**Requirement**
Count every line of the listing where the string "elit" occurs, and reply with the count alone.

============================================================

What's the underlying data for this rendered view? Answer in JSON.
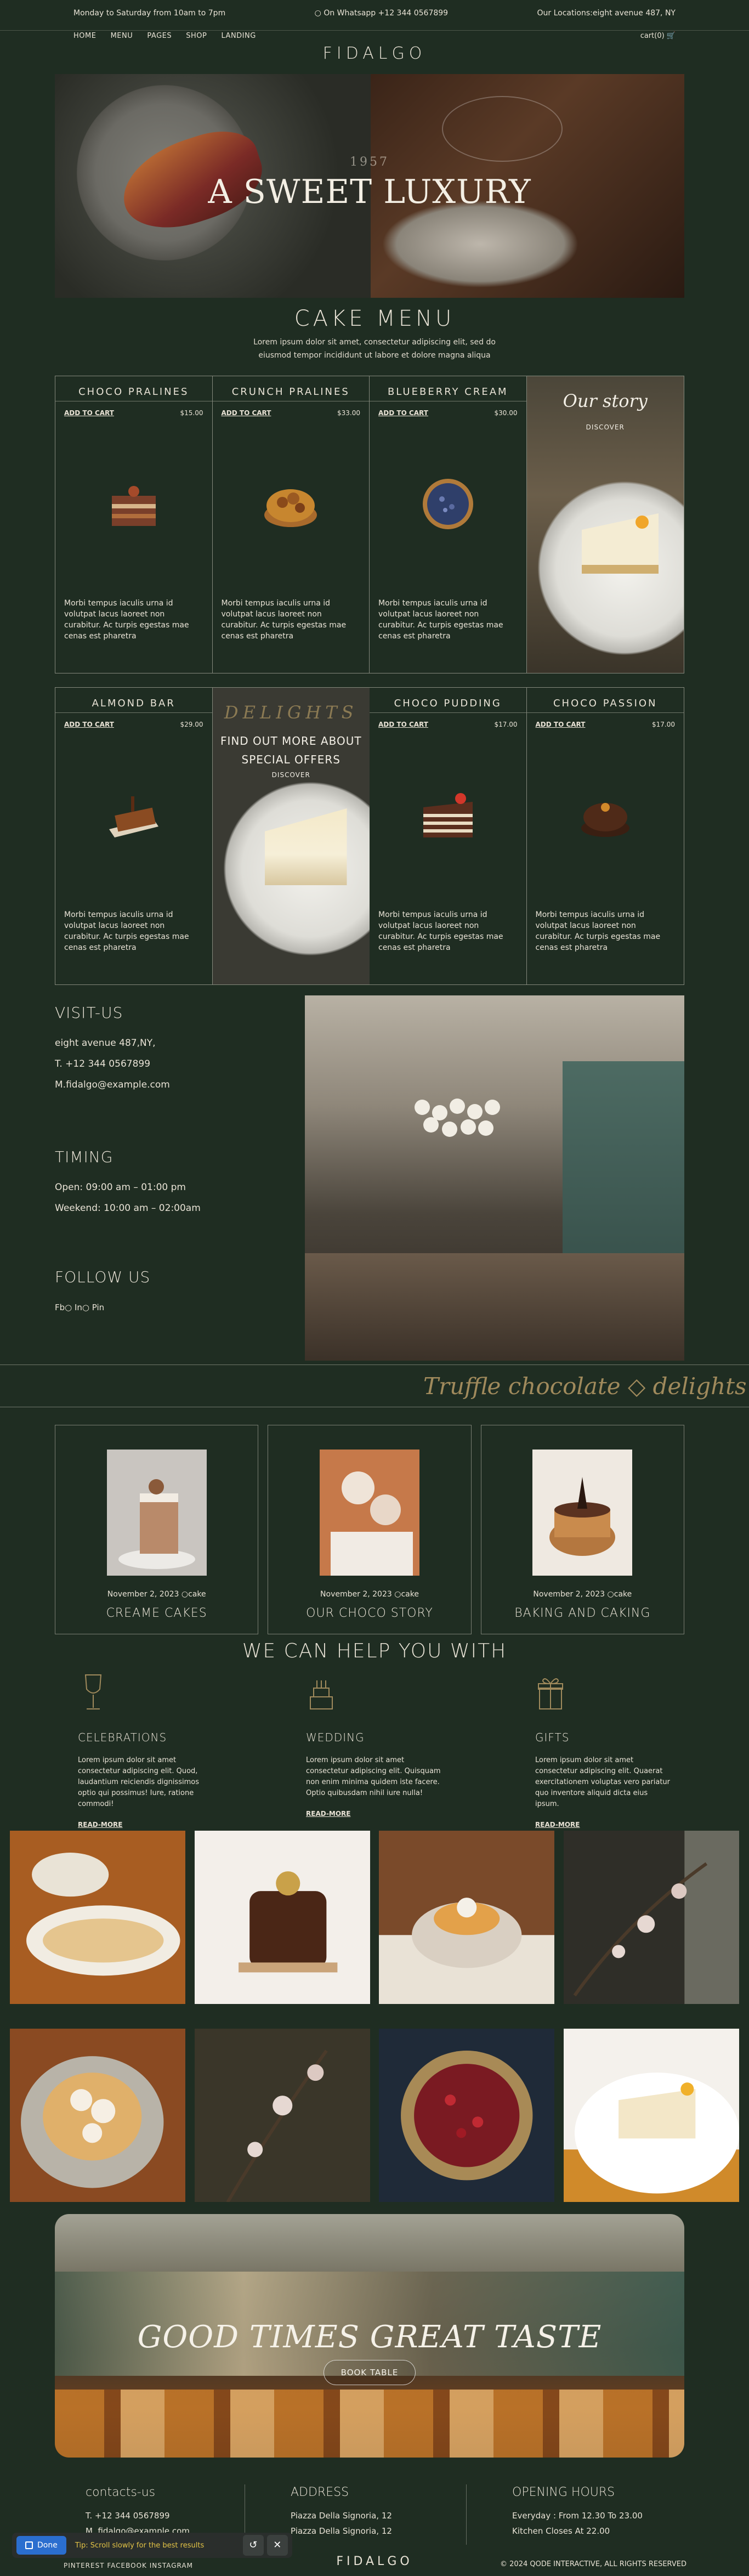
{
  "topbar": {
    "hours": "Monday to Saturday from 10am to 7pm",
    "whatsapp": "On Whatsapp +12 344 0567899",
    "locations": "Our Locations:eight avenue 487, NY",
    "menu": [
      "HOME",
      "MENU",
      "PAGES",
      "SHOP",
      "LANDING"
    ],
    "cart": "cart(0)"
  },
  "logo": "FIDALGO",
  "hero": {
    "small": "1957",
    "title": "A SWEET LUXURY"
  },
  "cake_menu": {
    "title": "CAKE MENU",
    "subtitle_1": "Lorem ipsum dolor sit amet, consectetur adipiscing elit, sed do",
    "subtitle_2": "eiusmod tempor incididunt ut labore et dolore magna aliqua",
    "add_to_cart": "ADD TO CART",
    "desc": "Morbi tempus iaculis urna id volutpat lacus laoreet non curabitur. Ac turpis egestas mae cenas est pharetra",
    "row1": [
      {
        "name": "CHOCO PRALINES",
        "price": "$15.00"
      },
      {
        "name": "CRUNCH PRALINES",
        "price": "$33.00"
      },
      {
        "name": "BLUEBERRY CREAM",
        "price": "$30.00"
      }
    ],
    "our_story": {
      "title": "Our story",
      "cta": "DISCOVER"
    },
    "row2_first": {
      "name": "ALMOND BAR",
      "price": "$29.00"
    },
    "promo": {
      "script": "DELIGHTS",
      "title_line1": "FIND OUT MORE ABOUT",
      "title_line2": "SPECIAL OFFERS",
      "cta": "DISCOVER"
    },
    "row2_rest": [
      {
        "name": "CHOCO PUDDING",
        "price": "$17.00"
      },
      {
        "name": "CHOCO PASSION",
        "price": "$17.00"
      }
    ]
  },
  "visit": {
    "title": "VISIT-US",
    "address": "eight avenue 487,NY,",
    "phone": "T. +12 344 0567899",
    "email": "M.fidalgo@example.com",
    "timing_title": "TIMING",
    "open": "Open: 09:00 am – 01:00 pm",
    "weekend": "Weekend: 10:00 am – 02:00am",
    "follow_title": "FOLLOW US",
    "socials": "Fb○ In○ Pin"
  },
  "marquee": "Truffle chocolate ◇ delights ◇ wedding cakes ◇ p",
  "posts": [
    {
      "date": "November 2, 2023",
      "cat": "cake",
      "title": "CREAME CAKES"
    },
    {
      "date": "November 2, 2023",
      "cat": "cake",
      "title": "OUR CHOCO STORY"
    },
    {
      "date": "November 2, 2023",
      "cat": "cake",
      "title": "BAKING AND CAKING"
    }
  ],
  "help": {
    "title": "WE CAN HELP YOU WITH",
    "read_more": "READ-MORE",
    "cols": [
      {
        "title": "CELEBRATIONS",
        "text": "Lorem ipsum dolor sit amet consectetur adipiscing elit. Quod, laudantium reiciendis dignissimos optio qui possimus! Iure, ratione commodi!"
      },
      {
        "title": "WEDDING",
        "text": "Lorem ipsum dolor sit amet consectetur adipiscing elit. Quisquam non enim minima quidem iste facere. Optio quibusdam nihil iure nulla!"
      },
      {
        "title": "GIFTS",
        "text": "Lorem ipsum dolor sit amet consectetur adipiscing elit. Quaerat exercitationem voluptas vero pariatur quo inventore aliquid dicta eius ipsum."
      }
    ]
  },
  "cta": {
    "title": "GOOD TIMES GREAT TASTE",
    "button": "BOOK TABLE"
  },
  "footer": {
    "contacts_title": "contacts-us",
    "phone": "T. +12 344 0567899",
    "email": "M. fidalgo@example.com",
    "address_title": "ADDRESS",
    "address_1": "Piazza Della Signoria, 12",
    "address_2": "Piazza Della Signoria, 12",
    "hours_title": "OPENING HOURS",
    "hours_1": "Everyday : From 12.30 To 23.00",
    "hours_2": "Kitchen Closes At 22.00",
    "socials": "PINTEREST    FACEBOOK    INSTAGRAM",
    "logo": "FIDALGO",
    "copyright": "© 2024 QODE INTERACTIVE, ALL RIGHTS RESERVED"
  },
  "dock": {
    "done": "Done",
    "tip": "Tip: Scroll slowly for the best results"
  },
  "colors": {
    "background": "#1f2d22",
    "text": "#e9e3d6",
    "accent_gold": "#a08a5c",
    "done_blue": "#2b6ecf",
    "tip_yellow": "#e4c446"
  }
}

============================================================

**The completed task**
4